- _REQUIREMENT_:
Write out each line exactly as it stands, please.

START AVAILABLE RECORDS

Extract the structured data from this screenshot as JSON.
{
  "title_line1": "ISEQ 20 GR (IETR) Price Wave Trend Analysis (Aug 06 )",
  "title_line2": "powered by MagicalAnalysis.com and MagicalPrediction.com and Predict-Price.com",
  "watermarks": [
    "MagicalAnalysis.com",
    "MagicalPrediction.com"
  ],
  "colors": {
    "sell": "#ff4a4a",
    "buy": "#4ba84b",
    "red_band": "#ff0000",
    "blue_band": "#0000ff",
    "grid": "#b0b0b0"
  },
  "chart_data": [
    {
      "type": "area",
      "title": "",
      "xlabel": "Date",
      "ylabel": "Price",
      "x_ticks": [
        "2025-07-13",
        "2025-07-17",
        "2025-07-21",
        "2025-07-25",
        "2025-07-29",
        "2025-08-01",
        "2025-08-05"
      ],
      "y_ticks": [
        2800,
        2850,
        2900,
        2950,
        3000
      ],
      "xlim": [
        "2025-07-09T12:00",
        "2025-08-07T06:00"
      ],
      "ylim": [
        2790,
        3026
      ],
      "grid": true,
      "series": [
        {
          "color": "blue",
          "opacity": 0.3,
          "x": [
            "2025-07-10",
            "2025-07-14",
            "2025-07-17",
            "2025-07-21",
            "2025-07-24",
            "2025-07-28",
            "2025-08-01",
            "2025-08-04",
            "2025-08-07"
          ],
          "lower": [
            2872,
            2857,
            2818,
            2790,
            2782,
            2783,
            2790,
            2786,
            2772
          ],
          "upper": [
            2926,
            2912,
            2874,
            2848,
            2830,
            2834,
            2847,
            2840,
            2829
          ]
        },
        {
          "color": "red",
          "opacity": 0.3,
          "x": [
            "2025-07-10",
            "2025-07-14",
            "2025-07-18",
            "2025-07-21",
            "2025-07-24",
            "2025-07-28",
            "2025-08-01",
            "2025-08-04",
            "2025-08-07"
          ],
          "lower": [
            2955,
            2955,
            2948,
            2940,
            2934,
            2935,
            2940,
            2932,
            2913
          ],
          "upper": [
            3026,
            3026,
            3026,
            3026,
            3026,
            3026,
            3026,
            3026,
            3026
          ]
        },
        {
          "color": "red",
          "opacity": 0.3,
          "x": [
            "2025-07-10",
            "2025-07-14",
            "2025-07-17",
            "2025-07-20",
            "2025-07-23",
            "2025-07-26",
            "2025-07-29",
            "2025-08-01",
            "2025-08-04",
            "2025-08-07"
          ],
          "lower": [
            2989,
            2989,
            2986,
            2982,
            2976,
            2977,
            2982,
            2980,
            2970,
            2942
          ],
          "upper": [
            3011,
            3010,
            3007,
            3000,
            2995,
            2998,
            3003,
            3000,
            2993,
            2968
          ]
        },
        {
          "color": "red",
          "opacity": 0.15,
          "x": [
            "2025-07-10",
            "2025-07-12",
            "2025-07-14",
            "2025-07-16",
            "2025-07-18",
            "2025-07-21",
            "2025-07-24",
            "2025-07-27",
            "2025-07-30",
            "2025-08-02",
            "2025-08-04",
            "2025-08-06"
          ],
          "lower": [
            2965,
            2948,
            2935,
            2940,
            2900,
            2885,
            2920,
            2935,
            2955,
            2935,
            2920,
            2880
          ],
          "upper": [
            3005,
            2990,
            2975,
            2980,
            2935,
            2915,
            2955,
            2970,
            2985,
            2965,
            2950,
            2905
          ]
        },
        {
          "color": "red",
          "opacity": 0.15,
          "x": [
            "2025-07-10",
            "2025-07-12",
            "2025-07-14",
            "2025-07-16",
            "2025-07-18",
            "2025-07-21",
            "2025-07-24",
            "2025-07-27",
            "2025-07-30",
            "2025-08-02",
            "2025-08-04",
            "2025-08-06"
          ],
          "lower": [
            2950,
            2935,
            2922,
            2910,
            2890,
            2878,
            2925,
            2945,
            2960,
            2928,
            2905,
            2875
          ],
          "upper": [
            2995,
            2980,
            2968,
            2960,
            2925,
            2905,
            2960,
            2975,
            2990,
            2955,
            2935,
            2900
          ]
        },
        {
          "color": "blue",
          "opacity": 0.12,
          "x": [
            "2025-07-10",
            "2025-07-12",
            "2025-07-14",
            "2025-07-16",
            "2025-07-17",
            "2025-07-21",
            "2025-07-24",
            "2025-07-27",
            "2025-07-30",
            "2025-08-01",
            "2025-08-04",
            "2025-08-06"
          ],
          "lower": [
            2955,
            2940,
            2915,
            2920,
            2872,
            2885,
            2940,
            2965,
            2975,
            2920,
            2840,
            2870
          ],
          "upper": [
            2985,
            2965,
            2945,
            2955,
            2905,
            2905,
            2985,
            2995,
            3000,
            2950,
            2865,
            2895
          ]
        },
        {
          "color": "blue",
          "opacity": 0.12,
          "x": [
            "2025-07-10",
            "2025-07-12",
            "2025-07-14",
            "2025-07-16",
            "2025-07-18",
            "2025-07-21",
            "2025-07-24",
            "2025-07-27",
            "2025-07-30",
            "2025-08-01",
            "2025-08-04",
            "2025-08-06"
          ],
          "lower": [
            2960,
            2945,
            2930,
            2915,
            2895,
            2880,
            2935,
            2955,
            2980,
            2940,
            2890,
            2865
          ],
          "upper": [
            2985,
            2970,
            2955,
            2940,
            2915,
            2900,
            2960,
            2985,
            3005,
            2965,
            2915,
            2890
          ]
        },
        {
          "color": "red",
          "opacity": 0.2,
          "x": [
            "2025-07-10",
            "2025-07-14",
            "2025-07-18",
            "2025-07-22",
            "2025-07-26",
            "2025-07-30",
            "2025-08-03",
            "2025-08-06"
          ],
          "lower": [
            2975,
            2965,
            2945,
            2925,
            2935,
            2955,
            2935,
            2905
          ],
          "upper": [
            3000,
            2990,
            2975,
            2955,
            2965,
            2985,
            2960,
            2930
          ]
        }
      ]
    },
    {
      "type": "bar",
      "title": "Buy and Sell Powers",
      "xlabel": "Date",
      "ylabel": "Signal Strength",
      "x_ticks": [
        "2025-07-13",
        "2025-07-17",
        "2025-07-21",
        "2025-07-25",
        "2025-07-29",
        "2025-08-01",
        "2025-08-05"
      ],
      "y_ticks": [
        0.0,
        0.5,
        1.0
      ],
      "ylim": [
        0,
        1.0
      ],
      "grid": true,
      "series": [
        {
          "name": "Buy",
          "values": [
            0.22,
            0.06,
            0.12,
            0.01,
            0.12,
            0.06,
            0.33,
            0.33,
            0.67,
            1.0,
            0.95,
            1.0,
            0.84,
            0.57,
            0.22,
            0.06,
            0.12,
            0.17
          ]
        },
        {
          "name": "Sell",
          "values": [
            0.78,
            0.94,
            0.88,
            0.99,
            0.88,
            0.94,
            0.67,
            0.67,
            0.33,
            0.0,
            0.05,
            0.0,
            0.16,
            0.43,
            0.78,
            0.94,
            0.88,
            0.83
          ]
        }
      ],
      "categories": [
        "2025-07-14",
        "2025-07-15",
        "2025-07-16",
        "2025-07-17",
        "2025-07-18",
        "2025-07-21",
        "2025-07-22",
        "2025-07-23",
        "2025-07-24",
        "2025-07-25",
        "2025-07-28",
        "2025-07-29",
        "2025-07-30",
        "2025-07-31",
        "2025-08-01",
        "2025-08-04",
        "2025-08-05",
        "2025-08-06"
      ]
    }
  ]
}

END AVAILABLE RECORDS

- _EXERCISE RESPONSE_:
Extract the structured data from this screenshot as JSON.
{
  "title_line1": "ISEQ 20 GR (IETR) Price Wave Trend Analysis (Aug 06 )",
  "title_line2": "powered by MagicalAnalysis.com and MagicalPrediction.com and Predict-Price.com",
  "watermarks": [
    "MagicalAnalysis.com",
    "MagicalPrediction.com"
  ],
  "colors": {
    "sell": "#ff4a4a",
    "buy": "#4ba84b",
    "red_band": "#ff0000",
    "blue_band": "#0000ff",
    "grid": "#b0b0b0"
  },
  "chart_data": [
    {
      "type": "area",
      "title": "",
      "xlabel": "Date",
      "ylabel": "Price",
      "x_ticks": [
        "2025-07-13",
        "2025-07-17",
        "2025-07-21",
        "2025-07-25",
        "2025-07-29",
        "2025-08-01",
        "2025-08-05"
      ],
      "y_ticks": [
        2800,
        2850,
        2900,
        2950,
        3000
      ],
      "xlim": [
        "2025-07-09T12:00",
        "2025-08-07T06:00"
      ],
      "ylim": [
        2790,
        3026
      ],
      "grid": true,
      "series": [
        {
          "color": "blue",
          "opacity": 0.3,
          "x": [
            "2025-07-10",
            "2025-07-14",
            "2025-07-17",
            "2025-07-21",
            "2025-07-24",
            "2025-07-28",
            "2025-08-01",
            "2025-08-04",
            "2025-08-07"
          ],
          "lower": [
            2872,
            2857,
            2818,
            2790,
            2782,
            2783,
            2790,
            2786,
            2772
          ],
          "upper": [
            2926,
            2912,
            2874,
            2848,
            2830,
            2834,
            2847,
            2840,
            2829
          ]
        },
        {
          "color": "red",
          "opacity": 0.3,
          "x": [
            "2025-07-10",
            "2025-07-14",
            "2025-07-18",
            "2025-07-21",
            "2025-07-24",
            "2025-07-28",
            "2025-08-01",
            "2025-08-04",
            "2025-08-07"
          ],
          "lower": [
            2955,
            2955,
            2948,
            2940,
            2934,
            2935,
            2940,
            2932,
            2913
          ],
          "upper": [
            3026,
            3026,
            3026,
            3026,
            3026,
            3026,
            3026,
            3026,
            3026
          ]
        },
        {
          "color": "red",
          "opacity": 0.3,
          "x": [
            "2025-07-10",
            "2025-07-14",
            "2025-07-17",
            "2025-07-20",
            "2025-07-23",
            "2025-07-26",
            "2025-07-29",
            "2025-08-01",
            "2025-08-04",
            "2025-08-07"
          ],
          "lower": [
            2989,
            2989,
            2986,
            2982,
            2976,
            2977,
            2982,
            2980,
            2970,
            2942
          ],
          "upper": [
            3011,
            3010,
            3007,
            3000,
            2995,
            2998,
            3003,
            3000,
            2993,
            2968
          ]
        },
        {
          "color": "red",
          "opacity": 0.15,
          "x": [
            "2025-07-10",
            "2025-07-12",
            "2025-07-14",
            "2025-07-16",
            "2025-07-18",
            "2025-07-21",
            "2025-07-24",
            "2025-07-27",
            "2025-07-30",
            "2025-08-02",
            "2025-08-04",
            "2025-08-06"
          ],
          "lower": [
            2965,
            2948,
            2935,
            2940,
            2900,
            2885,
            2920,
            2935,
            2955,
            2935,
            2920,
            2880
          ],
          "upper": [
            3005,
            2990,
            2975,
            2980,
            2935,
            2915,
            2955,
            2970,
            2985,
            2965,
            2950,
            2905
          ]
        },
        {
          "color": "red",
          "opacity": 0.15,
          "x": [
            "2025-07-10",
            "2025-07-12",
            "2025-07-14",
            "2025-07-16",
            "2025-07-18",
            "2025-07-21",
            "2025-07-24",
            "2025-07-27",
            "2025-07-30",
            "2025-08-02",
            "2025-08-04",
            "2025-08-06"
          ],
          "lower": [
            2950,
            2935,
            2922,
            2910,
            2890,
            2878,
            2925,
            2945,
            2960,
            2928,
            2905,
            2875
          ],
          "upper": [
            2995,
            2980,
            2968,
            2960,
            2925,
            2905,
            2960,
            2975,
            2990,
            2955,
            2935,
            2900
          ]
        },
        {
          "color": "blue",
          "opacity": 0.12,
          "x": [
            "2025-07-10",
            "2025-07-12",
            "2025-07-14",
            "2025-07-16",
            "2025-07-17",
            "2025-07-21",
            "2025-07-24",
            "2025-07-27",
            "2025-07-30",
            "2025-08-01",
            "2025-08-04",
            "2025-08-06"
          ],
          "lower": [
            2955,
            2940,
            2915,
            2920,
            2872,
            2885,
            2940,
            2965,
            2975,
            2920,
            2840,
            2870
          ],
          "upper": [
            2985,
            2965,
            2945,
            2955,
            2905,
            2905,
            2985,
            2995,
            3000,
            2950,
            2865,
            2895
          ]
        },
        {
          "color": "blue",
          "opacity": 0.12,
          "x": [
            "2025-07-10",
            "2025-07-12",
            "2025-07-14",
            "2025-07-16",
            "2025-07-18",
            "2025-07-21",
            "2025-07-24",
            "2025-07-27",
            "2025-07-30",
            "2025-08-01",
            "2025-08-04",
            "2025-08-06"
          ],
          "lower": [
            2960,
            2945,
            2930,
            2915,
            2895,
            2880,
            2935,
            2955,
            2980,
            2940,
            2890,
            2865
          ],
          "upper": [
            2985,
            2970,
            2955,
            2940,
            2915,
            2900,
            2960,
            2985,
            3005,
            2965,
            2915,
            2890
          ]
        },
        {
          "color": "red",
          "opacity": 0.2,
          "x": [
            "2025-07-10",
            "2025-07-14",
            "2025-07-18",
            "2025-07-22",
            "2025-07-26",
            "2025-07-30",
            "2025-08-03",
            "2025-08-06"
          ],
          "lower": [
            2975,
            2965,
            2945,
            2925,
            2935,
            2955,
            2935,
            2905
          ],
          "upper": [
            3000,
            2990,
            2975,
            2955,
            2965,
            2985,
            2960,
            2930
          ]
        }
      ]
    },
    {
      "type": "bar",
      "title": "Buy and Sell Powers",
      "xlabel": "Date",
      "ylabel": "Signal Strength",
      "x_ticks": [
        "2025-07-13",
        "2025-07-17",
        "2025-07-21",
        "2025-07-25",
        "2025-07-29",
        "2025-08-01",
        "2025-08-05"
      ],
      "y_ticks": [
        0.0,
        0.5,
        1.0
      ],
      "ylim": [
        0,
        1.0
      ],
      "grid": true,
      "series": [
        {
          "name": "Buy",
          "values": [
            0.22,
            0.06,
            0.12,
            0.01,
            0.12,
            0.06,
            0.33,
            0.33,
            0.67,
            1.0,
            0.95,
            1.0,
            0.84,
            0.57,
            0.22,
            0.06,
            0.12,
            0.17
          ]
        },
        {
          "name": "Sell",
          "values": [
            0.78,
            0.94,
            0.88,
            0.99,
            0.88,
            0.94,
            0.67,
            0.67,
            0.33,
            0.0,
            0.05,
            0.0,
            0.16,
            0.43,
            0.78,
            0.94,
            0.88,
            0.83
          ]
        }
      ],
      "categories": [
        "2025-07-14",
        "2025-07-15",
        "2025-07-16",
        "2025-07-17",
        "2025-07-18",
        "2025-07-21",
        "2025-07-22",
        "2025-07-23",
        "2025-07-24",
        "2025-07-25",
        "2025-07-28",
        "2025-07-29",
        "2025-07-30",
        "2025-07-31",
        "2025-08-01",
        "2025-08-04",
        "2025-08-05",
        "2025-08-06"
      ]
    }
  ]
}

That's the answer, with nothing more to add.